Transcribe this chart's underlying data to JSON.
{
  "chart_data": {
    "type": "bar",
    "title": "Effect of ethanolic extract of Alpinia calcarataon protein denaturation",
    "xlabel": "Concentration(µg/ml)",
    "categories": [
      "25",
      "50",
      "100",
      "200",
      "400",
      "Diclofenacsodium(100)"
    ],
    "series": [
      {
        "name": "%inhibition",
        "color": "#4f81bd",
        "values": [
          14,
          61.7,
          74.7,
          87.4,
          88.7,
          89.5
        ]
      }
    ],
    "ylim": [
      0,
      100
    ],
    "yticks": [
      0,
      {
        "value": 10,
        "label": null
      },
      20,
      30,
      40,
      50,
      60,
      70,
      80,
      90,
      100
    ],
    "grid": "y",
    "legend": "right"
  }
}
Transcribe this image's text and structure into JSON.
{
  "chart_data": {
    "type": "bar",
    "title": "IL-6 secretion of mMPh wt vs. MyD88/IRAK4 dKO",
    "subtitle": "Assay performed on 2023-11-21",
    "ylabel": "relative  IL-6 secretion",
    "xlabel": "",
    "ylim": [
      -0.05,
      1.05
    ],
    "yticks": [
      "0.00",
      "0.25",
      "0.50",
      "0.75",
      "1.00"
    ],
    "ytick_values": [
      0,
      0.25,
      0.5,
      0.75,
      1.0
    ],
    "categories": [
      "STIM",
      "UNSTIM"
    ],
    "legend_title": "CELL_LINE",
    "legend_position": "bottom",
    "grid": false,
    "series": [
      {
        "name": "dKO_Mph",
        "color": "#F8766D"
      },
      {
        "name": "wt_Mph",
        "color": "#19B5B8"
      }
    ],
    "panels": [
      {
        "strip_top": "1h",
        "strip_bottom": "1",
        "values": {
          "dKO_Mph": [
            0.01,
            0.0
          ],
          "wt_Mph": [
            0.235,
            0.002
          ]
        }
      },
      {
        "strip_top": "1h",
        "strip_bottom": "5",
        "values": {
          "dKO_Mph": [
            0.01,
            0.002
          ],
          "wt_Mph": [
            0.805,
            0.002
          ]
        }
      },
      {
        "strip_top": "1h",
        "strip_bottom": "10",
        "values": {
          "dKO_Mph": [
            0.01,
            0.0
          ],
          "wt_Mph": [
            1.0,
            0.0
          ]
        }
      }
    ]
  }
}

> WORK TO BE COMPLETED:
After reading the data, retype all of it exactly as it reads.

> SOLVED EXERCISE:
Transcribe this chart's underlying data to JSON.
{
  "chart_data": {
    "type": "bar",
    "title": "Effect of ethanolic extract of Alpinia calcarataon protein denaturation",
    "xlabel": "Concentration(µg/ml)",
    "categories": [
      "25",
      "50",
      "100",
      "200",
      "400",
      "Diclofenacsodium(100)"
    ],
    "series": [
      {
        "name": "%inhibition",
        "color": "#4f81bd",
        "values": [
          14,
          61.7,
          74.7,
          87.4,
          88.7,
          89.5
        ]
      }
    ],
    "ylim": [
      0,
      100
    ],
    "yticks": [
      0,
      {
        "value": 10,
        "label": null
      },
      20,
      30,
      40,
      50,
      60,
      70,
      80,
      90,
      100
    ],
    "grid": "y",
    "legend": "right"
  }
}
Transcribe this image's text and structure into JSON.
{
  "chart_data": {
    "type": "bar",
    "title": "IL-6 secretion of mMPh wt vs. MyD88/IRAK4 dKO",
    "subtitle": "Assay performed on 2023-11-21",
    "ylabel": "relative  IL-6 secretion",
    "xlabel": "",
    "ylim": [
      -0.05,
      1.05
    ],
    "yticks": [
      "0.00",
      "0.25",
      "0.50",
      "0.75",
      "1.00"
    ],
    "ytick_values": [
      0,
      0.25,
      0.5,
      0.75,
      1.0
    ],
    "categories": [
      "STIM",
      "UNSTIM"
    ],
    "legend_title": "CELL_LINE",
    "legend_position": "bottom",
    "grid": false,
    "series": [
      {
        "name": "dKO_Mph",
        "color": "#F8766D"
      },
      {
        "name": "wt_Mph",
        "color": "#19B5B8"
      }
    ],
    "panels": [
      {
        "strip_top": "1h",
        "strip_bottom": "1",
        "values": {
          "dKO_Mph": [
            0.01,
            0.0
          ],
          "wt_Mph": [
            0.235,
            0.002
          ]
        }
      },
      {
        "strip_top": "1h",
        "strip_bottom": "5",
        "values": {
          "dKO_Mph": [
            0.01,
            0.002
          ],
          "wt_Mph": [
            0.805,
            0.002
          ]
        }
      },
      {
        "strip_top": "1h",
        "strip_bottom": "10",
        "values": {
          "dKO_Mph": [
            0.01,
            0.0
          ],
          "wt_Mph": [
            1.0,
            0.0
          ]
        }
      }
    ]
  }
}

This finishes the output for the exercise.